* **DIRECTIVE**: Print every entry, word for word, and skip the images.

* **SOURCE RECORDS**:

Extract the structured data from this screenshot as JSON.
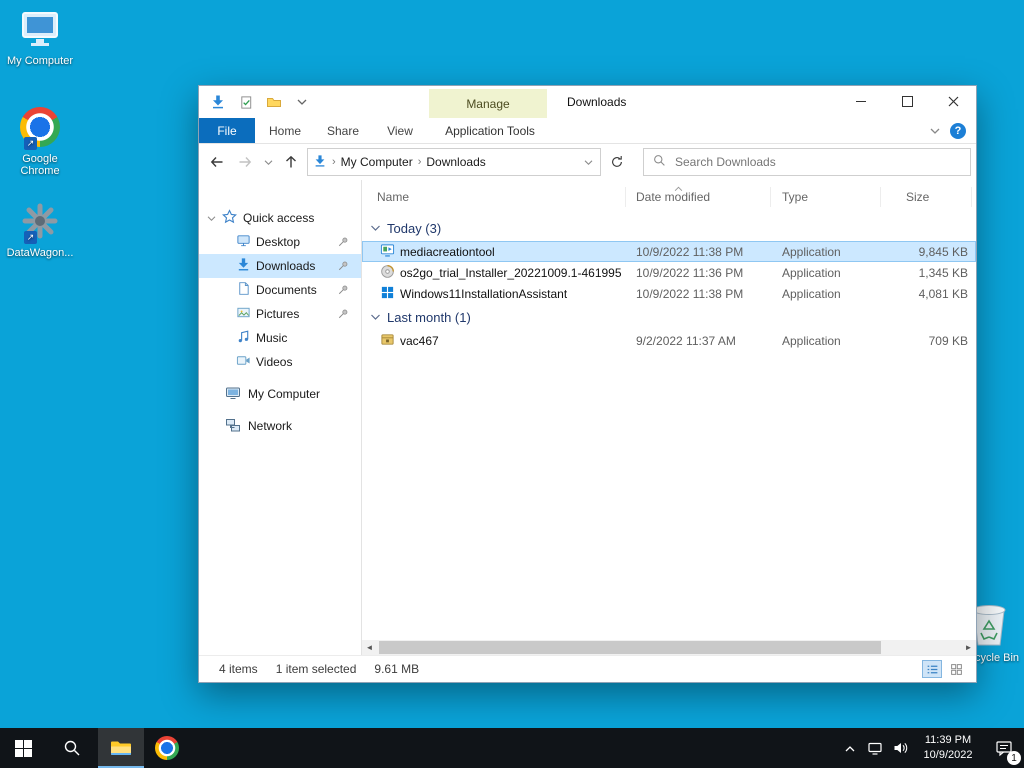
{
  "desktop": {
    "icons": {
      "computer": "My Computer",
      "chrome": "Google Chrome",
      "datawagon": "DataWagon...",
      "recycle": "Recycle Bin"
    }
  },
  "explorer": {
    "title": "Downloads",
    "contextual_group": "Manage",
    "tabs": {
      "file": "File",
      "home": "Home",
      "share": "Share",
      "view": "View",
      "app_tools": "Application Tools"
    },
    "address": {
      "crumb_root": "My Computer",
      "crumb_current": "Downloads",
      "separator": "›",
      "search_placeholder": "Search Downloads"
    },
    "columns": {
      "name": "Name",
      "date": "Date modified",
      "type": "Type",
      "size": "Size"
    },
    "groups": {
      "today": "Today (3)",
      "last_month": "Last month (1)"
    },
    "files": [
      {
        "name": "mediacreationtool",
        "date": "10/9/2022 11:38 PM",
        "type": "Application",
        "size": "9,845 KB"
      },
      {
        "name": "os2go_trial_Installer_20221009.1-461995",
        "date": "10/9/2022 11:36 PM",
        "type": "Application",
        "size": "1,345 KB"
      },
      {
        "name": "Windows11InstallationAssistant",
        "date": "10/9/2022 11:38 PM",
        "type": "Application",
        "size": "4,081 KB"
      },
      {
        "name": "vac467",
        "date": "9/2/2022 11:37 AM",
        "type": "Application",
        "size": "709 KB"
      }
    ],
    "sidebar": {
      "quick_access": "Quick access",
      "items": [
        {
          "label": "Desktop"
        },
        {
          "label": "Downloads"
        },
        {
          "label": "Documents"
        },
        {
          "label": "Pictures"
        },
        {
          "label": "Music"
        },
        {
          "label": "Videos"
        }
      ],
      "computer": "My Computer",
      "network": "Network"
    },
    "status": {
      "count": "4 items",
      "selected": "1 item selected",
      "size": "9.61 MB"
    }
  },
  "taskbar": {
    "clock_time": "11:39 PM",
    "clock_date": "10/9/2022",
    "badge": "1"
  },
  "icons": {
    "help": "?",
    "shortcut_arrow": "↗",
    "scroll_left": "◄",
    "scroll_right": "►"
  },
  "colors": {
    "desktop_bg": "#0aa3d8",
    "accent_blue": "#0b6dbd",
    "selection": "#cce8ff",
    "manage_tab_bg": "#f0f3d0",
    "taskbar_bg": "#101418"
  }
}
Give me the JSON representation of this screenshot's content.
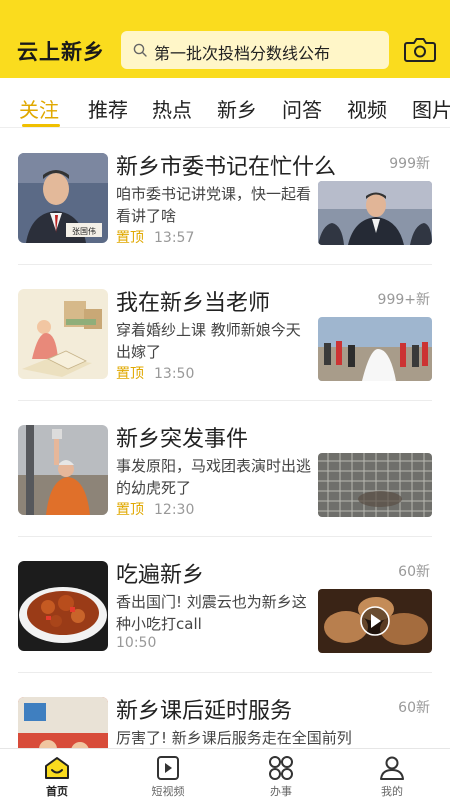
{
  "header": {
    "logo": "云上新乡",
    "search_text": "第一批次投档分数线公布",
    "search_icon": "search-icon",
    "camera_icon": "camera-icon"
  },
  "tabs": [
    {
      "label": "关注",
      "active": true
    },
    {
      "label": "推荐"
    },
    {
      "label": "热点"
    },
    {
      "label": "新乡"
    },
    {
      "label": "问答"
    },
    {
      "label": "视频"
    },
    {
      "label": "图片"
    }
  ],
  "feed": [
    {
      "title": "新乡市委书记在忙什么",
      "count": "999新",
      "desc": "咱市委书记讲党课，快一起看看讲了啥",
      "pin": "置顶",
      "time": "13:57",
      "thumb_label": "张国伟"
    },
    {
      "title": "我在新乡当老师",
      "count": "999+新",
      "desc": "穿着婚纱上课 教师新娘今天出嫁了",
      "pin": "置顶",
      "time": "13:50"
    },
    {
      "title": "新乡突发事件",
      "count": "",
      "desc": "事发原阳，马戏团表演时出逃的幼虎死了",
      "pin": "置顶",
      "time": "12:30"
    },
    {
      "title": "吃遍新乡",
      "count": "60新",
      "desc": "香出国门! 刘震云也为新乡这种小吃打call",
      "pin": "",
      "time": "10:50",
      "pic_icon": "play-icon"
    },
    {
      "title": "新乡课后延时服务",
      "count": "60新",
      "desc": "厉害了! 新乡课后服务走在全国前列",
      "pin": "",
      "time": ""
    }
  ],
  "bottom_nav": [
    {
      "label": "首页",
      "icon": "home-icon",
      "active": true
    },
    {
      "label": "短视频",
      "icon": "video-icon"
    },
    {
      "label": "办事",
      "icon": "services-icon"
    },
    {
      "label": "我的",
      "icon": "profile-icon"
    }
  ],
  "colors": {
    "brand_yellow": "#fadc1e",
    "accent": "#e0a800"
  }
}
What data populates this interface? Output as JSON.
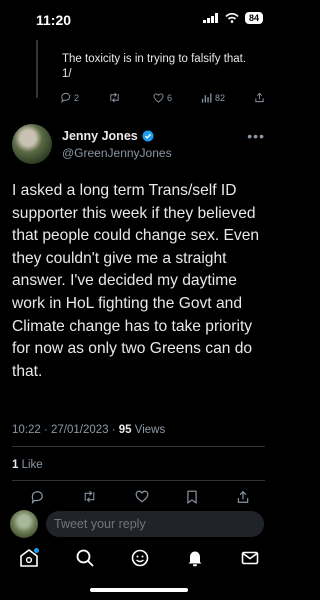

* **OUTPUT**:
Extract the structured data from this screenshot as JSON.
{
  "desktop": {
    "icons": {
      "computer": "My Computer",
      "chrome": "Google Chrome",
      "datawagon": "DataWagon...",
      "recycle": "Recycle Bin"
    }
  },
  "explorer": {
    "title": "Downloads",
    "contextual_group": "Manage",
    "tabs": {
      "file": "File",
      "home": "Home",
      "share": "Share",
      "view": "View",
      "app_tools": "Application Tools"
    },
    "address": {
      "crumb_root": "My Computer",
      "crumb_current": "Downloads",
      "separator": "›",
      "search_placeholder": "Search Downloads"
    },
    "columns": {
      "name": "Name",
      "date": "Date modified",
      "type": "Type",
      "size": "Size"
    },
    "groups": {
      "today": "Today (3)",
      "last_month": "Last month (1)"
    },
    "files": [
      {
        "name": "mediacreationtool",
        "date": "10/9/2022 11:38 PM",
        "type": "Application",
        "size": "9,845 KB"
      },
      {
        "name": "os2go_trial_Installer_20221009.1-461995",
        "date": "10/9/2022 11:36 PM",
        "type": "Application",
        "size": "1,345 KB"
      },
      {
        "name": "Windows11InstallationAssistant",
        "date": "10/9/2022 11:38 PM",
        "type": "Application",
        "size": "4,081 KB"
      },
      {
        "name": "vac467",
        "date": "9/2/2022 11:37 AM",
        "type": "Application",
        "size": "709 KB"
      }
    ],
    "sidebar": {
      "quick_access": "Quick access",
      "items": [
        {
          "label": "Desktop"
        },
        {
          "label": "Downloads"
        },
        {
          "label": "Documents"
        },
        {
          "label": "Pictures"
        },
        {
          "label": "Music"
        },
        {
          "label": "Videos"
        }
      ],
      "computer": "My Computer",
      "network": "Network"
    },
    "status": {
      "count": "4 items",
      "selected": "1 item selected",
      "size": "9.61 MB"
    }
  },
  "taskbar": {
    "clock_time": "11:39 PM",
    "clock_date": "10/9/2022",
    "badge": "1"
  },
  "icons": {
    "help": "?",
    "shortcut_arrow": "↗",
    "scroll_left": "◄",
    "scroll_right": "►"
  },
  "colors": {
    "desktop_bg": "#0aa3d8",
    "accent_blue": "#0b6dbd",
    "selection": "#cce8ff",
    "manage_tab_bg": "#f0f3d0",
    "taskbar_bg": "#101418"
  }
}
Give me the JSON representation of this screenshot's content.
{
  "header": {
    "logo": "云上新乡",
    "search_text": "第一批次投档分数线公布",
    "search_icon": "search-icon",
    "camera_icon": "camera-icon"
  },
  "tabs": [
    {
      "label": "关注",
      "active": true
    },
    {
      "label": "推荐"
    },
    {
      "label": "热点"
    },
    {
      "label": "新乡"
    },
    {
      "label": "问答"
    },
    {
      "label": "视频"
    },
    {
      "label": "图片"
    }
  ],
  "feed": [
    {
      "title": "新乡市委书记在忙什么",
      "count": "999新",
      "desc": "咱市委书记讲党课，快一起看看讲了啥",
      "pin": "置顶",
      "time": "13:57",
      "thumb_label": "张国伟"
    },
    {
      "title": "我在新乡当老师",
      "count": "999+新",
      "desc": "穿着婚纱上课 教师新娘今天出嫁了",
      "pin": "置顶",
      "time": "13:50"
    },
    {
      "title": "新乡突发事件",
      "count": "",
      "desc": "事发原阳，马戏团表演时出逃的幼虎死了",
      "pin": "置顶",
      "time": "12:30"
    },
    {
      "title": "吃遍新乡",
      "count": "60新",
      "desc": "香出国门! 刘震云也为新乡这种小吃打call",
      "pin": "",
      "time": "10:50",
      "pic_icon": "play-icon"
    },
    {
      "title": "新乡课后延时服务",
      "count": "60新",
      "desc": "厉害了! 新乡课后服务走在全国前列",
      "pin": "",
      "time": ""
    }
  ],
  "bottom_nav": [
    {
      "label": "首页",
      "icon": "home-icon",
      "active": true
    },
    {
      "label": "短视频",
      "icon": "video-icon"
    },
    {
      "label": "办事",
      "icon": "services-icon"
    },
    {
      "label": "我的",
      "icon": "profile-icon"
    }
  ],
  "colors": {
    "brand_yellow": "#fadc1e",
    "accent": "#e0a800"
  }
}
What data populates this interface? Output as JSON.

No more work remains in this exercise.